Your goal:
Go through the material below, count the lines with the word "间的距离", and reply with the count alone.

- - - - - - -

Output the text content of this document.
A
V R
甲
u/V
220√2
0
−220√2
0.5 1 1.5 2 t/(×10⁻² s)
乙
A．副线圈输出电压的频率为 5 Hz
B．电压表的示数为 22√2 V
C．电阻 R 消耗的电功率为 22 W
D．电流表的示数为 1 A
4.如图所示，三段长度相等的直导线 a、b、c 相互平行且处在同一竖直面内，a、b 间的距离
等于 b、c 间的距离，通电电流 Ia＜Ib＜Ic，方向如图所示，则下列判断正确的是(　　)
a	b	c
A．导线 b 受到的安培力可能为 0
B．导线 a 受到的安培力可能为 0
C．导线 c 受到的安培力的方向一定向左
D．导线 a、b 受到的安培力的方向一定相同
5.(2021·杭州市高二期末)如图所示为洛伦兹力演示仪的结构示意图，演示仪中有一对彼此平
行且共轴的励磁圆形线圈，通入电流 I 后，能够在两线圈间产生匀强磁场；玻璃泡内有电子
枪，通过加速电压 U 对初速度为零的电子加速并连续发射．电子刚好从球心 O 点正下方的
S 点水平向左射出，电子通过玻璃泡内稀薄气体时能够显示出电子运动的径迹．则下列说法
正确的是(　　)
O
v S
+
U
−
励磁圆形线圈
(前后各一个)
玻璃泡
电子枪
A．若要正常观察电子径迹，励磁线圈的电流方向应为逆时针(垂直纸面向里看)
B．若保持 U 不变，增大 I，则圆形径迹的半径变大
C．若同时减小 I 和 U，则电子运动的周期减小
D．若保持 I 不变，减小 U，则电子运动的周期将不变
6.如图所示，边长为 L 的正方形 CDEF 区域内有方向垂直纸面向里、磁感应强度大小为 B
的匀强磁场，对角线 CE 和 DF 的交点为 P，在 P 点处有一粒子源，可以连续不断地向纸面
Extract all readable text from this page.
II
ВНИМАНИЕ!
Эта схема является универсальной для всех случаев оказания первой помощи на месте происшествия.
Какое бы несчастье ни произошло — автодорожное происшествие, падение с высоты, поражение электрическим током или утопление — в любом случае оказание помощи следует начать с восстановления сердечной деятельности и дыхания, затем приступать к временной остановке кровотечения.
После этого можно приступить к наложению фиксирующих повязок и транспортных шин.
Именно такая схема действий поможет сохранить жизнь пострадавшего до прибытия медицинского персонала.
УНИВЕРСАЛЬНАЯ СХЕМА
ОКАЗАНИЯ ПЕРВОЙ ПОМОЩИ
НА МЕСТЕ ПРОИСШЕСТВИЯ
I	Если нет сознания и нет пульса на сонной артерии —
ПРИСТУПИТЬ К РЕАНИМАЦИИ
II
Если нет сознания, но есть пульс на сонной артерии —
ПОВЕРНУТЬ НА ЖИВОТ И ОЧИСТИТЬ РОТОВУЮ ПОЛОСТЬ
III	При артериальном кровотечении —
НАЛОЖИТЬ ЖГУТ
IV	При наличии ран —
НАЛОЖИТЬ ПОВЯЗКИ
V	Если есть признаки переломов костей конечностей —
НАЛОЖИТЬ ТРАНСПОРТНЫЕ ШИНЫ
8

- - - - - - -

Complete response:
2